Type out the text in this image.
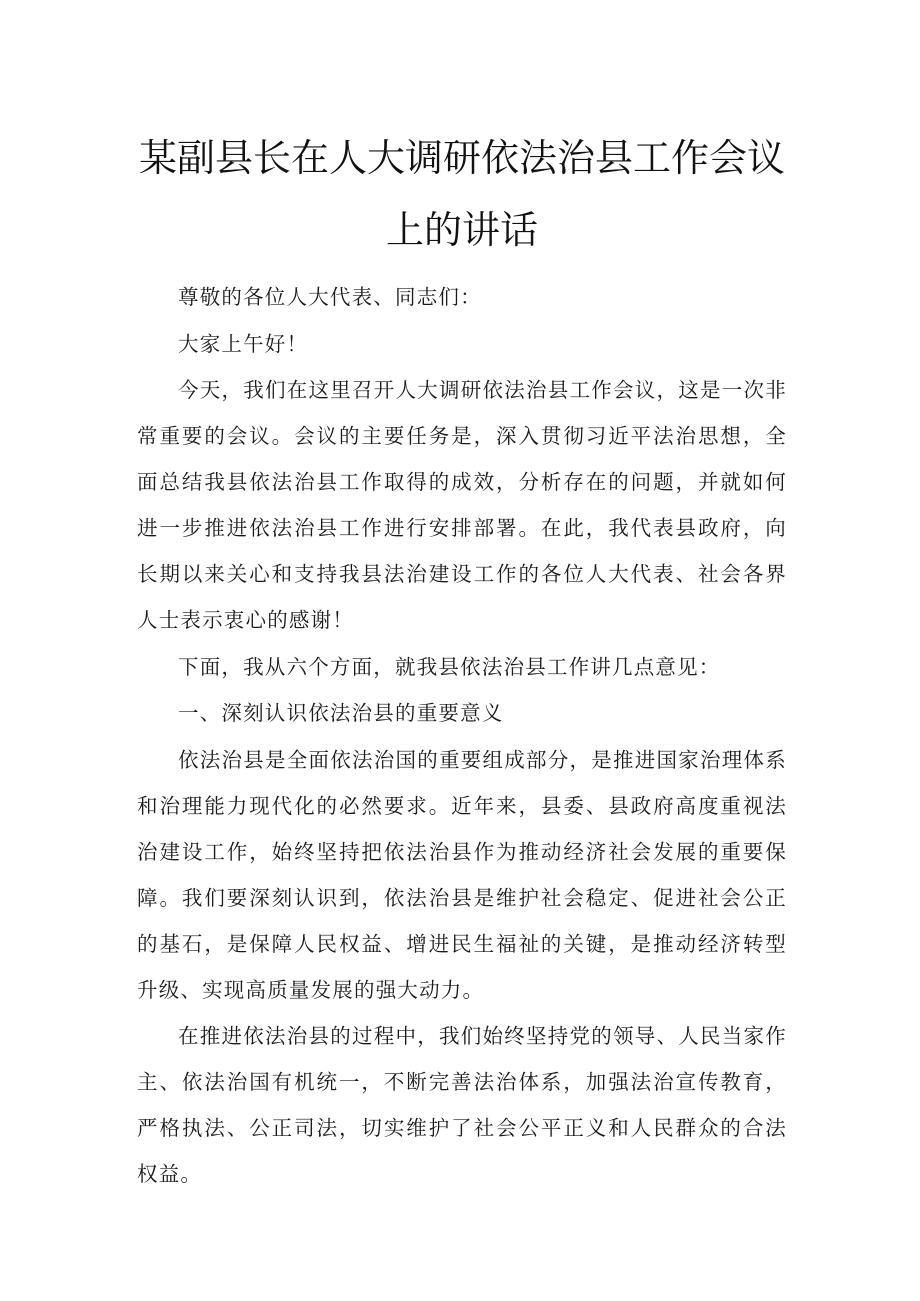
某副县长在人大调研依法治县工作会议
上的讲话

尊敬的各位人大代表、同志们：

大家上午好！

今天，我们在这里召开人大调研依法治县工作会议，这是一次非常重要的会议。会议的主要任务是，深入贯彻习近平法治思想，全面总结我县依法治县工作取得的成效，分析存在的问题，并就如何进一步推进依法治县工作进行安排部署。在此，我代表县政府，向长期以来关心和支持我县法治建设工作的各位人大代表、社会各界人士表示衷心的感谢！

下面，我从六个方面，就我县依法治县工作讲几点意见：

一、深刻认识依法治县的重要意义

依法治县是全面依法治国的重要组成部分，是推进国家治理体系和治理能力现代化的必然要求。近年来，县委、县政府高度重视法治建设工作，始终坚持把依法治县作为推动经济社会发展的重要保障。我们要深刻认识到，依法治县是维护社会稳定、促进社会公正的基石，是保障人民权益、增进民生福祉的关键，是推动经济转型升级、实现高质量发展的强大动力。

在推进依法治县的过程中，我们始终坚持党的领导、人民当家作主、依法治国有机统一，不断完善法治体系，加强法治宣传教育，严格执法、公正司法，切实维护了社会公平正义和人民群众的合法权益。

--------------------------------

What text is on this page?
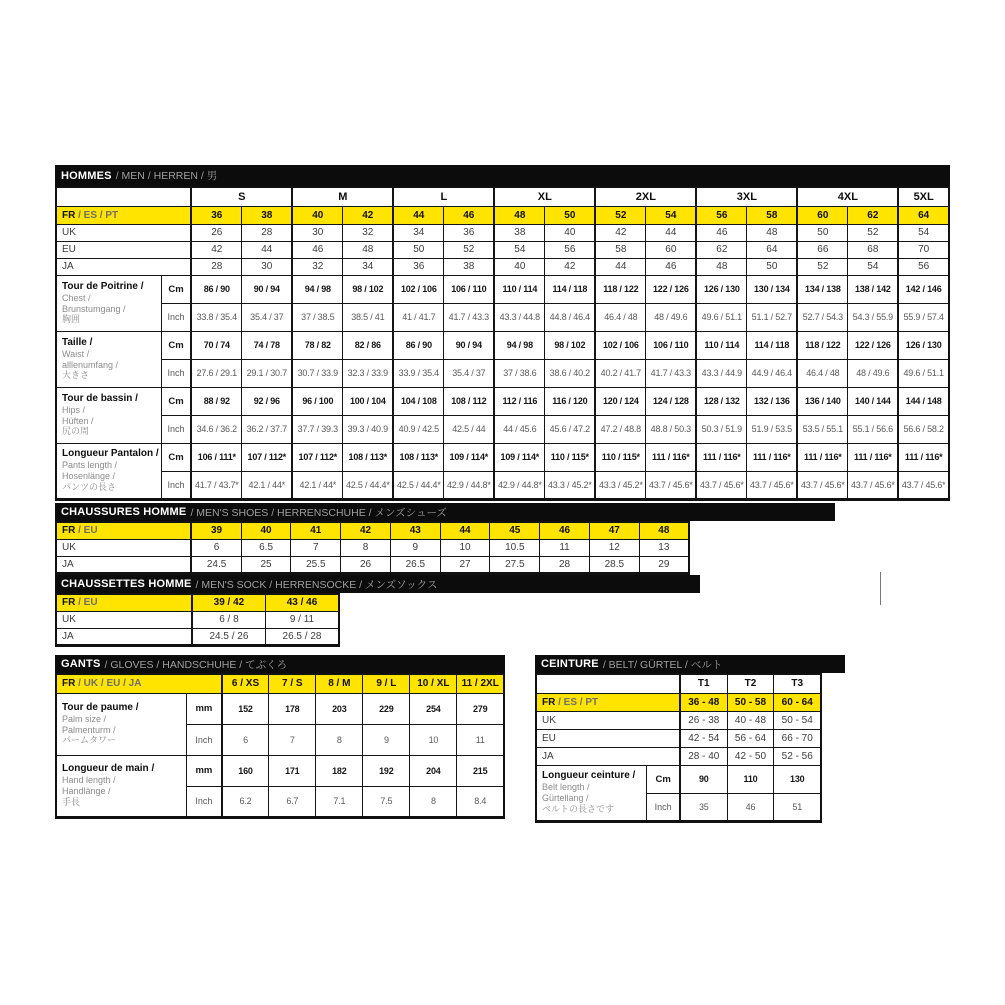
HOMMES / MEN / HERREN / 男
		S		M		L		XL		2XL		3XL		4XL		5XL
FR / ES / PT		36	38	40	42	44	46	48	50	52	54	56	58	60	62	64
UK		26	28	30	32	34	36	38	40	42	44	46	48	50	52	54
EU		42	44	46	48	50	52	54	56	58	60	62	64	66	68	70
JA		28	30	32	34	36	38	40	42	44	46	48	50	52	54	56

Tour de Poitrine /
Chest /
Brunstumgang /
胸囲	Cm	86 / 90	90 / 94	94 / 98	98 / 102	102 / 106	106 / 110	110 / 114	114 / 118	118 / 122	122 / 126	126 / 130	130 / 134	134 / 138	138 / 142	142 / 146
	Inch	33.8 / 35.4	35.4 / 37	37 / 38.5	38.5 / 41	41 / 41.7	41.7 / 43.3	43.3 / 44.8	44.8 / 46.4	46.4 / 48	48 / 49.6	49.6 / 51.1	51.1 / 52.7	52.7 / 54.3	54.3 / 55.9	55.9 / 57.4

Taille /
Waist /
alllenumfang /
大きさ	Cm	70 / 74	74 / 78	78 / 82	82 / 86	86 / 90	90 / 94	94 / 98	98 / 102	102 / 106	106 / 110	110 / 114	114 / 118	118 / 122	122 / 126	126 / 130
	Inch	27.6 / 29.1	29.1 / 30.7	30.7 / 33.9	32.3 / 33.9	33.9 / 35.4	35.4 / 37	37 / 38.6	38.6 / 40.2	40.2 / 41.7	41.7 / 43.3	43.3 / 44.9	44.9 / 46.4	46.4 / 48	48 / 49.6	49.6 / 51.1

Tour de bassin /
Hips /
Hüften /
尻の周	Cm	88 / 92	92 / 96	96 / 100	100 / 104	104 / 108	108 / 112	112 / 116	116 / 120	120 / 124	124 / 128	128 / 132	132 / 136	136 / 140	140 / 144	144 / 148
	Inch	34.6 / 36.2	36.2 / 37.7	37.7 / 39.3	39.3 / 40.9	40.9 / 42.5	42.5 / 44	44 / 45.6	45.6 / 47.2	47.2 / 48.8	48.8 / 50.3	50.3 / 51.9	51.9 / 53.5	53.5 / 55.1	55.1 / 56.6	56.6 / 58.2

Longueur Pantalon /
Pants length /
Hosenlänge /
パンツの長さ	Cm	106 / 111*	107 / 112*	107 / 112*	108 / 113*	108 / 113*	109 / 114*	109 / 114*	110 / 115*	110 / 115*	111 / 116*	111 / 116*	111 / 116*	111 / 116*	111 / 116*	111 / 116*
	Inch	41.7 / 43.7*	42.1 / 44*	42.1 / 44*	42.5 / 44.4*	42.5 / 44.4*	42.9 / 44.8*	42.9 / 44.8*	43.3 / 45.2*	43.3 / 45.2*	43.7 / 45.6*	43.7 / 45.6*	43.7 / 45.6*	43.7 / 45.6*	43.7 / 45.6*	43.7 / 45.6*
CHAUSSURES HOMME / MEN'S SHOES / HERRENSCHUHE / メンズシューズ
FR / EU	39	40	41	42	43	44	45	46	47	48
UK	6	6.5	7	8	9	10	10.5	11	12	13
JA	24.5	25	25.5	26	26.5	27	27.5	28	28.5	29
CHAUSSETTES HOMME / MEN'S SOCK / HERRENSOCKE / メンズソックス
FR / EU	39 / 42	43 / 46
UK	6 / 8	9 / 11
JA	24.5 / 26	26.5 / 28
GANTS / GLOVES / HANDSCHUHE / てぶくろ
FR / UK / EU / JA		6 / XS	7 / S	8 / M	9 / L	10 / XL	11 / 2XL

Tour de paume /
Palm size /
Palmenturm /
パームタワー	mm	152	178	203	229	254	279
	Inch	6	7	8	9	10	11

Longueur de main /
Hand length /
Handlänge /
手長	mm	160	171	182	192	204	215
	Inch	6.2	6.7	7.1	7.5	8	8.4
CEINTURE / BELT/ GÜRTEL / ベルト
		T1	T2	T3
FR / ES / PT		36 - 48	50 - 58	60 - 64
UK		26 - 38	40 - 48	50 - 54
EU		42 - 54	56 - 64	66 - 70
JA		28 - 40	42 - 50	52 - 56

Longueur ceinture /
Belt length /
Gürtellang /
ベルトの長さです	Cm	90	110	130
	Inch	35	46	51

--------------------------------

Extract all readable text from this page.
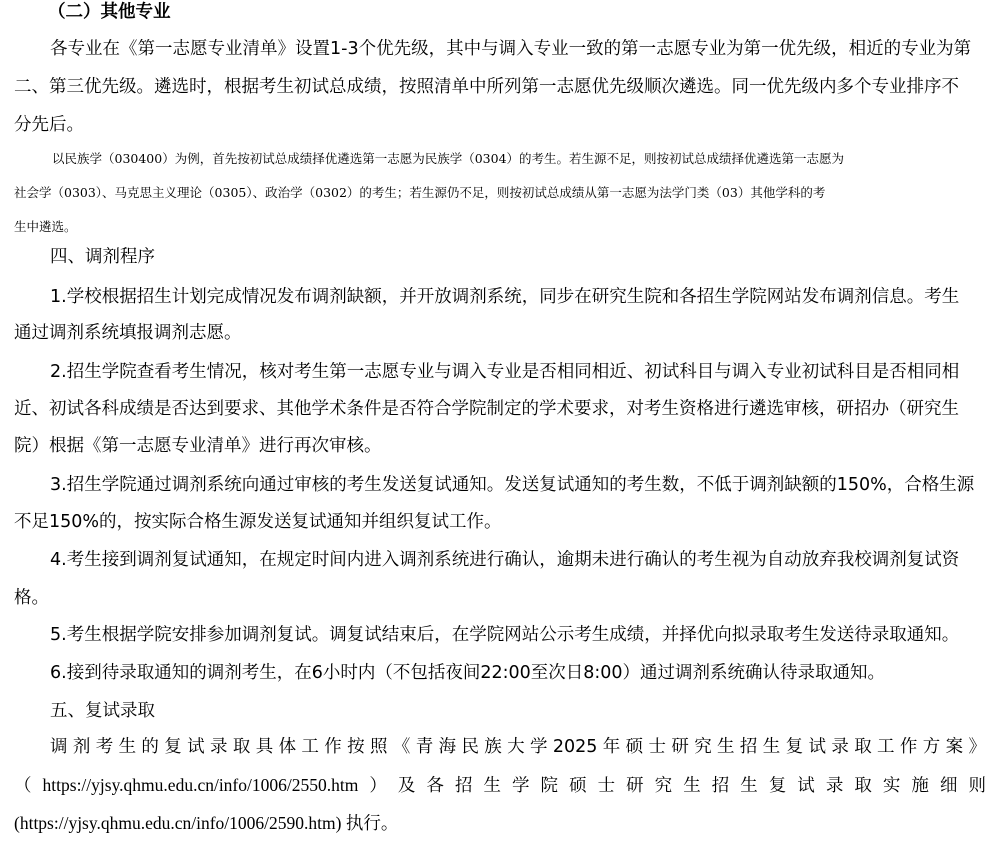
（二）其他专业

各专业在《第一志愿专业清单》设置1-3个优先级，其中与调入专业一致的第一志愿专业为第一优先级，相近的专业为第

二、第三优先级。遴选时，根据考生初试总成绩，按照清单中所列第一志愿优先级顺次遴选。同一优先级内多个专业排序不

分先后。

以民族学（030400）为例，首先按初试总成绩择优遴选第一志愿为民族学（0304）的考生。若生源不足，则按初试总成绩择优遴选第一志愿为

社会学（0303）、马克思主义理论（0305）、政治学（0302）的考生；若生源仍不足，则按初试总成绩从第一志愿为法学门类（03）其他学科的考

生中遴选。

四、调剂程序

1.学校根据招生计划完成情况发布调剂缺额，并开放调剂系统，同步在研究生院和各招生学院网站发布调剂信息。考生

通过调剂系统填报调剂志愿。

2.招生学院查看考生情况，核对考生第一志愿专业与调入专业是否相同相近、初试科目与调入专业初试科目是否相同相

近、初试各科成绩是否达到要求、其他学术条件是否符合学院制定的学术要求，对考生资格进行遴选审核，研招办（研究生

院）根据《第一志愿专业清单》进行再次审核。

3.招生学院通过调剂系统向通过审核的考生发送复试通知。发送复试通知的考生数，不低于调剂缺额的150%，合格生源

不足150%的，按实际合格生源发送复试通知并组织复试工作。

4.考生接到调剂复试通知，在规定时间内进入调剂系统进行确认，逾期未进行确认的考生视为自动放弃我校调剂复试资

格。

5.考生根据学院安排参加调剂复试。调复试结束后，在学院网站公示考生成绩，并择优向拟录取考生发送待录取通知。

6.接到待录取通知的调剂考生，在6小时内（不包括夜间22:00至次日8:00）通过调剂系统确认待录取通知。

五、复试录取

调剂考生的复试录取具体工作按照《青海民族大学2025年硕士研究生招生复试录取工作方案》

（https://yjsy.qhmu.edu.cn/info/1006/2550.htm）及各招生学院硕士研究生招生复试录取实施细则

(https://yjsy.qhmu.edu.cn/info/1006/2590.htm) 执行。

--------------------------------

Work required: Wherever the word "page" occurs in a line of the listing, copy that line.

Reply:
What text is on this page?
Extract all readable text from this page.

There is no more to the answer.